● **The problem**: Word for word, repeat the entries, minus the pictures.

● **Data records**:

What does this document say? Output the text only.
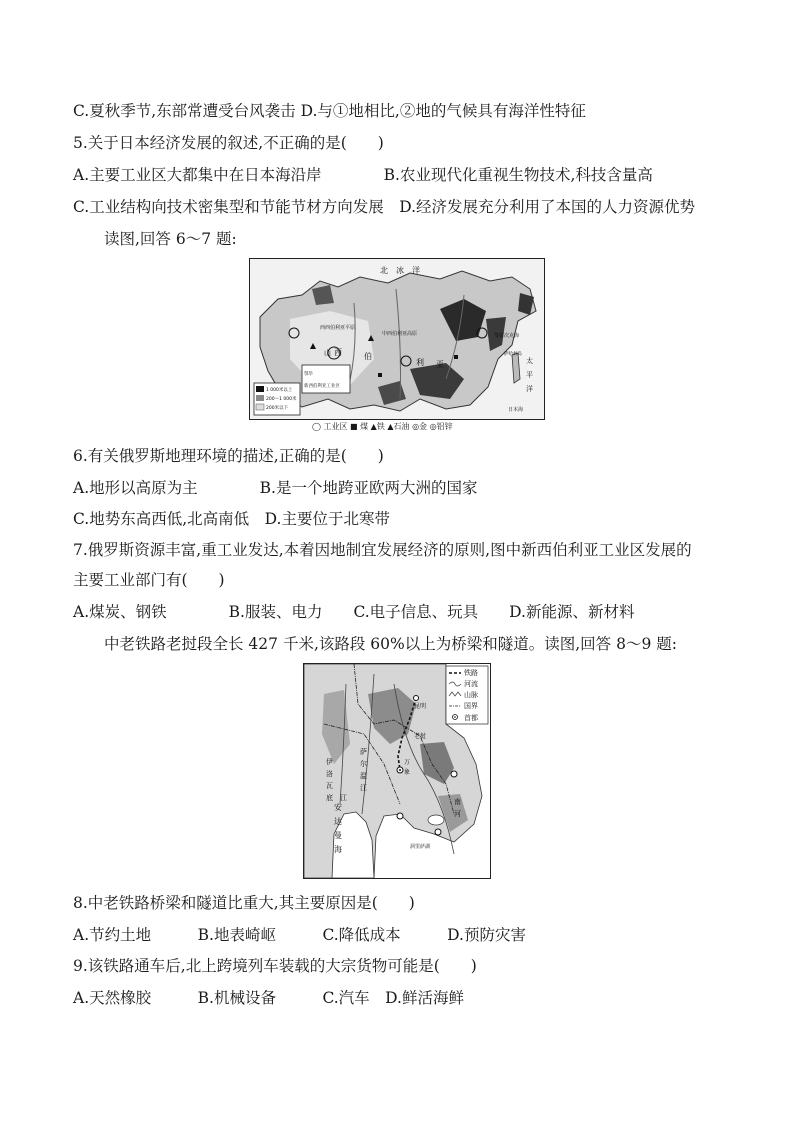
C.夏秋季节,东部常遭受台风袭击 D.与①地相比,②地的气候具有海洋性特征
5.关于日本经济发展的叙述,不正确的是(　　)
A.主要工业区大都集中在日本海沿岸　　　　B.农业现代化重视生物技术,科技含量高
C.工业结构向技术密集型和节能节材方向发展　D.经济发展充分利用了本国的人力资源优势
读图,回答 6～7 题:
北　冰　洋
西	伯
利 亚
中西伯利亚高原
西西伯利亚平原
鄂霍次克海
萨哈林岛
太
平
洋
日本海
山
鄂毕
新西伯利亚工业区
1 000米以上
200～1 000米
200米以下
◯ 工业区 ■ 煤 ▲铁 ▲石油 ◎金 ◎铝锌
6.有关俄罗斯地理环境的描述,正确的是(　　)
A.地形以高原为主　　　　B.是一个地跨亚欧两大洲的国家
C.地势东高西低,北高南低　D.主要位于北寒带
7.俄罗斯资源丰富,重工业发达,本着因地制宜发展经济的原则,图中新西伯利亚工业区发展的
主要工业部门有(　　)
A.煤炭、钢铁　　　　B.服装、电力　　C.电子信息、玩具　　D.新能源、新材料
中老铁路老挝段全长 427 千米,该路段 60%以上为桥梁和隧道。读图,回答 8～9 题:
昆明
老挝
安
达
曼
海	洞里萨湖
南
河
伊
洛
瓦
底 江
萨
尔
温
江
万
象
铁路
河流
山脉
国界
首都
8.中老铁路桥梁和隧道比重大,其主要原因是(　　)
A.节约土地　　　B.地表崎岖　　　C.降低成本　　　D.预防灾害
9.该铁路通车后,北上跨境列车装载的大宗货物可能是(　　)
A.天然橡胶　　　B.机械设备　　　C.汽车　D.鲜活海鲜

● **Correct result**:
What does this document say? Output the text only.
C.夏秋季节,东部常遭受台风袭击 D.与①地相比,②地的气候具有海洋性特征
5.关于日本经济发展的叙述,不正确的是(　　)
A.主要工业区大都集中在日本海沿岸　　　　B.农业现代化重视生物技术,科技含量高
C.工业结构向技术密集型和节能节材方向发展　D.经济发展充分利用了本国的人力资源优势
读图,回答 6～7 题:
北　冰　洋
西	伯
利 亚
中西伯利亚高原
西西伯利亚平原
鄂霍次克海
萨哈林岛
太
平
洋
日本海
山
鄂毕
新西伯利亚工业区
1 000米以上
200～1 000米
200米以下
◯ 工业区 ■ 煤 ▲铁 ▲石油 ◎金 ◎铝锌
6.有关俄罗斯地理环境的描述,正确的是(　　)
A.地形以高原为主　　　　B.是一个地跨亚欧两大洲的国家
C.地势东高西低,北高南低　D.主要位于北寒带
7.俄罗斯资源丰富,重工业发达,本着因地制宜发展经济的原则,图中新西伯利亚工业区发展的
主要工业部门有(　　)
A.煤炭、钢铁　　　　B.服装、电力　　C.电子信息、玩具　　D.新能源、新材料
中老铁路老挝段全长 427 千米,该路段 60%以上为桥梁和隧道。读图,回答 8～9 题:
昆明
老挝
安
达
曼
海	洞里萨湖
南
河
伊
洛
瓦
底 江
萨
尔
温
江
万
象
铁路
河流
山脉
国界
首都
8.中老铁路桥梁和隧道比重大,其主要原因是(　　)
A.节约土地　　　B.地表崎岖　　　C.降低成本　　　D.预防灾害
9.该铁路通车后,北上跨境列车装载的大宗货物可能是(　　)
A.天然橡胶　　　B.机械设备　　　C.汽车　D.鲜活海鲜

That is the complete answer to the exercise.